Stored items from a collection
============
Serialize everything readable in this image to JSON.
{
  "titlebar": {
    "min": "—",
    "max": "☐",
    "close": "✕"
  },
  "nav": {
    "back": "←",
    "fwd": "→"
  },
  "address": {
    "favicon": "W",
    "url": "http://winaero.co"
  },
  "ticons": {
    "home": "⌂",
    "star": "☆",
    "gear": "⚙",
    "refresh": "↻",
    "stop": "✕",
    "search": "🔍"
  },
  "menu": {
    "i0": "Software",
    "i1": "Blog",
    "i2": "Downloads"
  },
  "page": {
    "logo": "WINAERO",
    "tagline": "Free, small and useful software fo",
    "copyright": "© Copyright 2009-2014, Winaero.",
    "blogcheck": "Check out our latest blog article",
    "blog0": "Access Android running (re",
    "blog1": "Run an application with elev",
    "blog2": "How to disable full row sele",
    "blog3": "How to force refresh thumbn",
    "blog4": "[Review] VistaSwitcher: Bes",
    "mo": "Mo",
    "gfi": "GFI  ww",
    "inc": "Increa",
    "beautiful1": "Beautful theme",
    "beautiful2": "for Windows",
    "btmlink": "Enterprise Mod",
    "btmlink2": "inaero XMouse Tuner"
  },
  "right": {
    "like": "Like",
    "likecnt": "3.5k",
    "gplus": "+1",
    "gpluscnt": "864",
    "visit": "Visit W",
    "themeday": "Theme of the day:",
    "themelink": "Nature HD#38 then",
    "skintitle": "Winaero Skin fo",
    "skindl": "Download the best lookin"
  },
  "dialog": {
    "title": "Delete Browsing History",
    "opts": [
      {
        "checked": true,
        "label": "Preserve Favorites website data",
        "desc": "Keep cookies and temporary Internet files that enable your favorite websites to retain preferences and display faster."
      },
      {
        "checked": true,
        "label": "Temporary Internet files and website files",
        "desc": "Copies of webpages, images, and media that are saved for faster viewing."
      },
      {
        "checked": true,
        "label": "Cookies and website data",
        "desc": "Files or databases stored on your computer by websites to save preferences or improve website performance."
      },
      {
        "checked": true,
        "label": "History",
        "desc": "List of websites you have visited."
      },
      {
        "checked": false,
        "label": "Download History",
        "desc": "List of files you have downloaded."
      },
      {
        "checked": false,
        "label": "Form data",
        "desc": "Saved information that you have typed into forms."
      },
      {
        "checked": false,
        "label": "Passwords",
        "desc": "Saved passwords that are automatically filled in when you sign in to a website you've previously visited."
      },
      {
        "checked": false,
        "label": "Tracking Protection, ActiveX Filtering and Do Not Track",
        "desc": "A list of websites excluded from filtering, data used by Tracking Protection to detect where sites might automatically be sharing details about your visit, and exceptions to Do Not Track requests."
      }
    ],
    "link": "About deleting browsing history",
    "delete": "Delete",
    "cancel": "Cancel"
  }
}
============
Every line of the records above needs to be given again exactly.

Serialize everything readable in this image to JSON.
{
  "titlebar": {
    "min": "—",
    "max": "☐",
    "close": "✕"
  },
  "nav": {
    "back": "←",
    "fwd": "→"
  },
  "address": {
    "favicon": "W",
    "url": "http://winaero.co"
  },
  "ticons": {
    "home": "⌂",
    "star": "☆",
    "gear": "⚙",
    "refresh": "↻",
    "stop": "✕",
    "search": "🔍"
  },
  "menu": {
    "i0": "Software",
    "i1": "Blog",
    "i2": "Downloads"
  },
  "page": {
    "logo": "WINAERO",
    "tagline": "Free, small and useful software fo",
    "copyright": "© Copyright 2009-2014, Winaero.",
    "blogcheck": "Check out our latest blog article",
    "blog0": "Access Android running (re",
    "blog1": "Run an application with elev",
    "blog2": "How to disable full row sele",
    "blog3": "How to force refresh thumbn",
    "blog4": "[Review] VistaSwitcher: Bes",
    "mo": "Mo",
    "gfi": "GFI  ww",
    "inc": "Increa",
    "beautiful1": "Beautful theme",
    "beautiful2": "for Windows",
    "btmlink": "Enterprise Mod",
    "btmlink2": "inaero XMouse Tuner"
  },
  "right": {
    "like": "Like",
    "likecnt": "3.5k",
    "gplus": "+1",
    "gpluscnt": "864",
    "visit": "Visit W",
    "themeday": "Theme of the day:",
    "themelink": "Nature HD#38 then",
    "skintitle": "Winaero Skin fo",
    "skindl": "Download the best lookin"
  },
  "dialog": {
    "title": "Delete Browsing History",
    "opts": [
      {
        "checked": true,
        "label": "Preserve Favorites website data",
        "desc": "Keep cookies and temporary Internet files that enable your favorite websites to retain preferences and display faster."
      },
      {
        "checked": true,
        "label": "Temporary Internet files and website files",
        "desc": "Copies of webpages, images, and media that are saved for faster viewing."
      },
      {
        "checked": true,
        "label": "Cookies and website data",
        "desc": "Files or databases stored on your computer by websites to save preferences or improve website performance."
      },
      {
        "checked": true,
        "label": "History",
        "desc": "List of websites you have visited."
      },
      {
        "checked": false,
        "label": "Download History",
        "desc": "List of files you have downloaded."
      },
      {
        "checked": false,
        "label": "Form data",
        "desc": "Saved information that you have typed into forms."
      },
      {
        "checked": false,
        "label": "Passwords",
        "desc": "Saved passwords that are automatically filled in when you sign in to a website you've previously visited."
      },
      {
        "checked": false,
        "label": "Tracking Protection, ActiveX Filtering and Do Not Track",
        "desc": "A list of websites excluded from filtering, data used by Tracking Protection to detect where sites might automatically be sharing details about your visit, and exceptions to Do Not Track requests."
      }
    ],
    "link": "About deleting browsing history",
    "delete": "Delete",
    "cancel": "Cancel"
  }
}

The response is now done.